SOURCE DATA.
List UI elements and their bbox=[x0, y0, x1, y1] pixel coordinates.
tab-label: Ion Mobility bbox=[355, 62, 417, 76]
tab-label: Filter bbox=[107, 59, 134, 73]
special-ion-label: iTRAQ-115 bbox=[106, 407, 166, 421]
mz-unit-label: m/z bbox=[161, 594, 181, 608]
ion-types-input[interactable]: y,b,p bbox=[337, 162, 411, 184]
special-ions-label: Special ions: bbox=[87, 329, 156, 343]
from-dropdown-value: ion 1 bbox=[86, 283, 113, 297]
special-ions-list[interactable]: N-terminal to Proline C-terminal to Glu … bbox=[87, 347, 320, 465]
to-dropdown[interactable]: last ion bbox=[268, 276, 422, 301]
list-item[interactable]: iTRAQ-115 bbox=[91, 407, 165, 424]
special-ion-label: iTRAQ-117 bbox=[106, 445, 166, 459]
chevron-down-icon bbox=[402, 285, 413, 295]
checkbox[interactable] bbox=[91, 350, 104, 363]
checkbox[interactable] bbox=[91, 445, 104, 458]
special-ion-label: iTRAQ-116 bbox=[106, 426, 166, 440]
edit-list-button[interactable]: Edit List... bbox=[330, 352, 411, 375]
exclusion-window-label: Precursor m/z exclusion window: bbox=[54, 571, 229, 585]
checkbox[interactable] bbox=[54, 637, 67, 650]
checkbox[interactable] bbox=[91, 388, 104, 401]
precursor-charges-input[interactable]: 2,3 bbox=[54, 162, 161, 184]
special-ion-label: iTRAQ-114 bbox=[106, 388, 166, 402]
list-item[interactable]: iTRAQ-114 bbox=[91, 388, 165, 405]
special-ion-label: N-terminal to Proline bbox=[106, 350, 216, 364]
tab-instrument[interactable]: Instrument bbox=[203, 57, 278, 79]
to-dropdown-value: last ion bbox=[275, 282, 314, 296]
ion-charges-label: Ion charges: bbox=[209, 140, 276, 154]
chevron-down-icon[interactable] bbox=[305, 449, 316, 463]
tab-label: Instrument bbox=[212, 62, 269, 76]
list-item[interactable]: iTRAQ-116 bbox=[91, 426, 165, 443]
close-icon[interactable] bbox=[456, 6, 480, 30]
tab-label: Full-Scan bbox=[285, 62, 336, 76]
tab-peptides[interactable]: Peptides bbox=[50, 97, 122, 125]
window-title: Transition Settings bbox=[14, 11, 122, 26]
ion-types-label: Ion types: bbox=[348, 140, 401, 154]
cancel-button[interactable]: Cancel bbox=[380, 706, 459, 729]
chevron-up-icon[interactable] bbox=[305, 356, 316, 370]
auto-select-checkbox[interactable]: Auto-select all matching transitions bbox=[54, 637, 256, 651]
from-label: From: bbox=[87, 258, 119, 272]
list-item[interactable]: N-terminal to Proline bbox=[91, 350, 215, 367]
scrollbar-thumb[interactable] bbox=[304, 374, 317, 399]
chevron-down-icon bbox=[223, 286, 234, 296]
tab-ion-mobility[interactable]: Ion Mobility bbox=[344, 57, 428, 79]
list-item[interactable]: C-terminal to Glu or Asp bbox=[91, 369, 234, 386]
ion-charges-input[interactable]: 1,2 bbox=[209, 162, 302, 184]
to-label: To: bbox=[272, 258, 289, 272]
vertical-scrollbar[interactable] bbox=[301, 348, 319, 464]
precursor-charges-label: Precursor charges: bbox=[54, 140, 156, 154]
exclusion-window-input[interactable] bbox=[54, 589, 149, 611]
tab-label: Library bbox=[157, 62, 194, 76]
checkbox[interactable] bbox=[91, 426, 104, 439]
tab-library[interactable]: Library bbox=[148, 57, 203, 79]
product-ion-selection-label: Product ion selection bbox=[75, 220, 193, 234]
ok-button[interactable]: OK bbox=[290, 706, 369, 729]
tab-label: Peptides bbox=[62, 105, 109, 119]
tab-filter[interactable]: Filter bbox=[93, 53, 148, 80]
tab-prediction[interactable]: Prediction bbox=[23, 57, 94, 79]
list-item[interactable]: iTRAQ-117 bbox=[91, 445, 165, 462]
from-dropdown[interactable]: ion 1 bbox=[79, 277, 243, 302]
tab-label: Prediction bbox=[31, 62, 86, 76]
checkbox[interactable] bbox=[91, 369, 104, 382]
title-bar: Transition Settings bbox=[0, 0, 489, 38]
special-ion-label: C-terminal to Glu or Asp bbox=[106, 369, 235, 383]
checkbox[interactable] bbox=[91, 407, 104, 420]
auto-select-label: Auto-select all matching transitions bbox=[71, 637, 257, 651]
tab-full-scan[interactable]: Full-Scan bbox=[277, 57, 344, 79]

WORK ITEM.
Write out every entry again, exactly as it appears.

TASK RESULT.
List UI elements and their bbox=[x0, y0, x1, y1] pixel coordinates.
tab-label: Ion Mobility bbox=[355, 62, 417, 76]
tab-label: Filter bbox=[107, 59, 134, 73]
special-ion-label: iTRAQ-115 bbox=[106, 407, 166, 421]
mz-unit-label: m/z bbox=[161, 594, 181, 608]
ion-types-input[interactable]: y,b,p bbox=[337, 162, 411, 184]
special-ions-label: Special ions: bbox=[87, 329, 156, 343]
from-dropdown-value: ion 1 bbox=[86, 283, 113, 297]
special-ions-list[interactable]: N-terminal to Proline C-terminal to Glu … bbox=[87, 347, 320, 465]
to-dropdown[interactable]: last ion bbox=[268, 276, 422, 301]
list-item[interactable]: iTRAQ-115 bbox=[91, 407, 165, 424]
special-ion-label: iTRAQ-117 bbox=[106, 445, 166, 459]
chevron-down-icon bbox=[402, 285, 413, 295]
checkbox[interactable] bbox=[91, 350, 104, 363]
checkbox[interactable] bbox=[91, 445, 104, 458]
special-ion-label: iTRAQ-116 bbox=[106, 426, 166, 440]
edit-list-button[interactable]: Edit List... bbox=[330, 352, 411, 375]
exclusion-window-label: Precursor m/z exclusion window: bbox=[54, 571, 229, 585]
checkbox[interactable] bbox=[54, 637, 67, 650]
checkbox[interactable] bbox=[91, 388, 104, 401]
precursor-charges-input[interactable]: 2,3 bbox=[54, 162, 161, 184]
special-ion-label: iTRAQ-114 bbox=[106, 388, 166, 402]
list-item[interactable]: iTRAQ-114 bbox=[91, 388, 165, 405]
special-ion-label: N-terminal to Proline bbox=[106, 350, 216, 364]
tab-instrument[interactable]: Instrument bbox=[203, 57, 278, 79]
to-dropdown-value: last ion bbox=[275, 282, 314, 296]
ion-charges-label: Ion charges: bbox=[209, 140, 276, 154]
chevron-down-icon[interactable] bbox=[305, 449, 316, 463]
tab-label: Instrument bbox=[212, 62, 269, 76]
list-item[interactable]: iTRAQ-116 bbox=[91, 426, 165, 443]
close-icon[interactable] bbox=[456, 6, 480, 30]
tab-label: Full-Scan bbox=[285, 62, 336, 76]
tab-peptides[interactable]: Peptides bbox=[50, 97, 122, 125]
window-title: Transition Settings bbox=[14, 11, 122, 26]
ion-types-label: Ion types: bbox=[348, 140, 401, 154]
cancel-button[interactable]: Cancel bbox=[380, 706, 459, 729]
chevron-up-icon[interactable] bbox=[305, 356, 316, 370]
auto-select-checkbox[interactable]: Auto-select all matching transitions bbox=[54, 637, 256, 651]
from-label: From: bbox=[87, 258, 119, 272]
list-item[interactable]: N-terminal to Proline bbox=[91, 350, 215, 367]
scrollbar-thumb[interactable] bbox=[304, 374, 317, 399]
chevron-down-icon bbox=[223, 286, 234, 296]
tab-ion-mobility[interactable]: Ion Mobility bbox=[344, 57, 428, 79]
list-item[interactable]: C-terminal to Glu or Asp bbox=[91, 369, 234, 386]
ion-charges-input[interactable]: 1,2 bbox=[209, 162, 302, 184]
to-label: To: bbox=[272, 258, 289, 272]
vertical-scrollbar[interactable] bbox=[301, 348, 319, 464]
precursor-charges-label: Precursor charges: bbox=[54, 140, 156, 154]
exclusion-window-input[interactable] bbox=[54, 589, 149, 611]
tab-label: Library bbox=[157, 62, 194, 76]
checkbox[interactable] bbox=[91, 426, 104, 439]
tab-library[interactable]: Library bbox=[148, 57, 203, 79]
product-ion-selection-label: Product ion selection bbox=[75, 220, 193, 234]
ok-button[interactable]: OK bbox=[290, 706, 369, 729]
tab-label: Peptides bbox=[62, 105, 109, 119]
tab-filter[interactable]: Filter bbox=[93, 53, 148, 80]
tab-prediction[interactable]: Prediction bbox=[23, 57, 94, 79]
list-item[interactable]: iTRAQ-117 bbox=[91, 445, 165, 462]
from-dropdown[interactable]: ion 1 bbox=[79, 277, 243, 302]
tab-label: Prediction bbox=[31, 62, 86, 76]
checkbox[interactable] bbox=[91, 369, 104, 382]
title-bar: Transition Settings bbox=[0, 0, 489, 38]
special-ion-label: C-terminal to Glu or Asp bbox=[106, 369, 235, 383]
checkbox[interactable] bbox=[91, 407, 104, 420]
auto-select-label: Auto-select all matching transitions bbox=[71, 637, 257, 651]
tab-full-scan[interactable]: Full-Scan bbox=[277, 57, 344, 79]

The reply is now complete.